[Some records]

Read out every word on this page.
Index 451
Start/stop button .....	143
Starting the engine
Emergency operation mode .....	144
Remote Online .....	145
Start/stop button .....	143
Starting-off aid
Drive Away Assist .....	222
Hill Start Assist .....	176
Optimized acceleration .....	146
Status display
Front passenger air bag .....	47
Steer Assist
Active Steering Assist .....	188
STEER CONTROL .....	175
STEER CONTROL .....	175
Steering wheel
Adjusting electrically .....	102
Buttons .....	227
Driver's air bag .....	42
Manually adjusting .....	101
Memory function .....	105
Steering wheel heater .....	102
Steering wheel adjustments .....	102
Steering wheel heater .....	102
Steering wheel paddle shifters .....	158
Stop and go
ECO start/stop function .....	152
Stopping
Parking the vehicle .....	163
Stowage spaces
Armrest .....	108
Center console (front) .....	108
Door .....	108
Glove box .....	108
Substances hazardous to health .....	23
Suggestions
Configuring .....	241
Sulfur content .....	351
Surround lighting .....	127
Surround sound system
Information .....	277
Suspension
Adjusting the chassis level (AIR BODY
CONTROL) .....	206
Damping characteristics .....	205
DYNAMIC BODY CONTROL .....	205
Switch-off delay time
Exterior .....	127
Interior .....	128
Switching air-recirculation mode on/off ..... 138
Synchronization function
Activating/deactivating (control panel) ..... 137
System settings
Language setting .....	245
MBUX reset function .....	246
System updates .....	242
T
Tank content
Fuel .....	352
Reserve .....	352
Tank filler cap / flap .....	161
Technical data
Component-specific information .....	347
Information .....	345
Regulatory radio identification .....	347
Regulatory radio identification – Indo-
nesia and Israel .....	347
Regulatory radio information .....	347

**Short problem**
Check each line above for "Regulatory" and return the ones that have it.

**In response**
Regulatory radio identification .....	347
Regulatory radio identification – Indo-
Regulatory radio information .....	347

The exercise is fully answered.